■ Stated task ■
In your copy, repeat the records exactly and leave out the pictures.

■ Task inputs ■
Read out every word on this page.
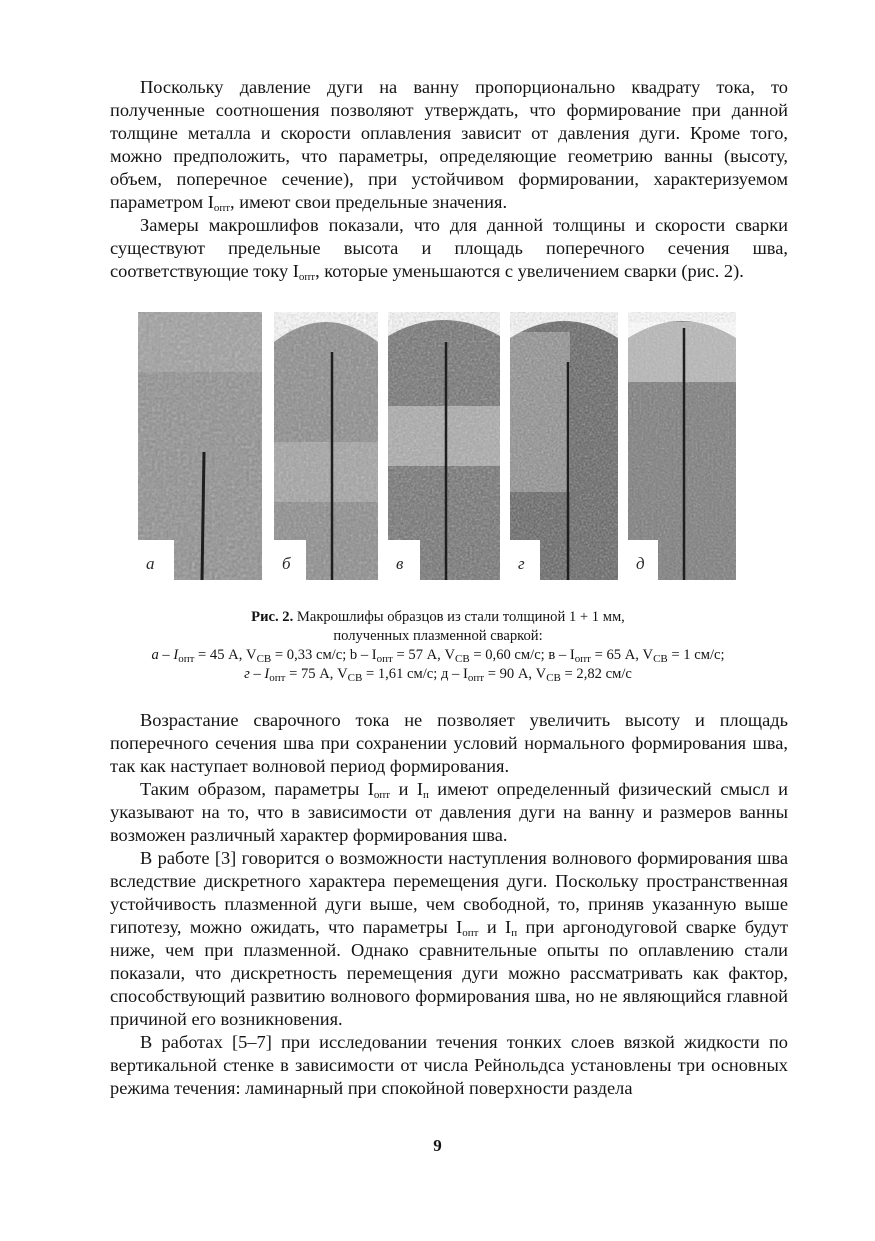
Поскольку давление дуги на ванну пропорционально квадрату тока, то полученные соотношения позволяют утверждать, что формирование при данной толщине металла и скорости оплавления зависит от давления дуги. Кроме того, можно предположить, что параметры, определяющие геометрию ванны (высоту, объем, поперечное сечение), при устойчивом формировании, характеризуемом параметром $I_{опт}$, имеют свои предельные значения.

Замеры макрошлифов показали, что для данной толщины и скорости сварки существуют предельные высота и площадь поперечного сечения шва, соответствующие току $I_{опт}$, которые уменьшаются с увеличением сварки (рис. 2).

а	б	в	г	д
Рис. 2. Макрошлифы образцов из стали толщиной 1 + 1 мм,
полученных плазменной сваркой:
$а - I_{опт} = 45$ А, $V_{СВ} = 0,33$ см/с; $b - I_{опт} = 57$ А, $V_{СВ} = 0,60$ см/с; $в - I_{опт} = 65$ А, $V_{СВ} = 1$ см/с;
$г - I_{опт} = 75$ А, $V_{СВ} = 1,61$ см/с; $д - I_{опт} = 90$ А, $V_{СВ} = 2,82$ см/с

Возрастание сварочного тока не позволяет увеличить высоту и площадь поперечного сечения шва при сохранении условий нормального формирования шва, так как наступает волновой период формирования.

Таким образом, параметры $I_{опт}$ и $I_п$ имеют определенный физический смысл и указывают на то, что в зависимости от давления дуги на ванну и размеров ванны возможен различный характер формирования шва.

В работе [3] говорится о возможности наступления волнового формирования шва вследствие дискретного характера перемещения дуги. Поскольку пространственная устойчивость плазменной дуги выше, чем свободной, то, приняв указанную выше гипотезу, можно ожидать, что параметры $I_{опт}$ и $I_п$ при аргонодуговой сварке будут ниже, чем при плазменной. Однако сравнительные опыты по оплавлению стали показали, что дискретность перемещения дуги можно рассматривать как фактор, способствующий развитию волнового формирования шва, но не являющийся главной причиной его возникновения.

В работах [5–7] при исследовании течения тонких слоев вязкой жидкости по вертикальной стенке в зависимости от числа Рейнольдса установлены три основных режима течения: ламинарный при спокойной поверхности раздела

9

■ Solution below ■
Read out every word on this page.
Поскольку давление дуги на ванну пропорционально квадрату тока, то полученные соотношения позволяют утверждать, что формирование при данной толщине металла и скорости оплавления зависит от давления дуги. Кроме того, можно предположить, что параметры, определяющие геометрию ванны (высоту, объем, поперечное сечение), при устойчивом формировании, характеризуемом параметром $I_{опт}$, имеют свои предельные значения.

Замеры макрошлифов показали, что для данной толщины и скорости сварки существуют предельные высота и площадь поперечного сечения шва, соответствующие току $I_{опт}$, которые уменьшаются с увеличением сварки (рис. 2).

а	б	в	г	д
Рис. 2. Макрошлифы образцов из стали толщиной 1 + 1 мм,
полученных плазменной сваркой:
$а - I_{опт} = 45$ А, $V_{СВ} = 0,33$ см/с; $b - I_{опт} = 57$ А, $V_{СВ} = 0,60$ см/с; $в - I_{опт} = 65$ А, $V_{СВ} = 1$ см/с;
$г - I_{опт} = 75$ А, $V_{СВ} = 1,61$ см/с; $д - I_{опт} = 90$ А, $V_{СВ} = 2,82$ см/с

Возрастание сварочного тока не позволяет увеличить высоту и площадь поперечного сечения шва при сохранении условий нормального формирования шва, так как наступает волновой период формирования.

Таким образом, параметры $I_{опт}$ и $I_п$ имеют определенный физический смысл и указывают на то, что в зависимости от давления дуги на ванну и размеров ванны возможен различный характер формирования шва.

В работе [3] говорится о возможности наступления волнового формирования шва вследствие дискретного характера перемещения дуги. Поскольку пространственная устойчивость плазменной дуги выше, чем свободной, то, приняв указанную выше гипотезу, можно ожидать, что параметры $I_{опт}$ и $I_п$ при аргонодуговой сварке будут ниже, чем при плазменной. Однако сравнительные опыты по оплавлению стали показали, что дискретность перемещения дуги можно рассматривать как фактор, способствующий развитию волнового формирования шва, но не являющийся главной причиной его возникновения.

В работах [5–7] при исследовании течения тонких слоев вязкой жидкости по вертикальной стенке в зависимости от числа Рейнольдса установлены три основных режима течения: ламинарный при спокойной поверхности раздела

9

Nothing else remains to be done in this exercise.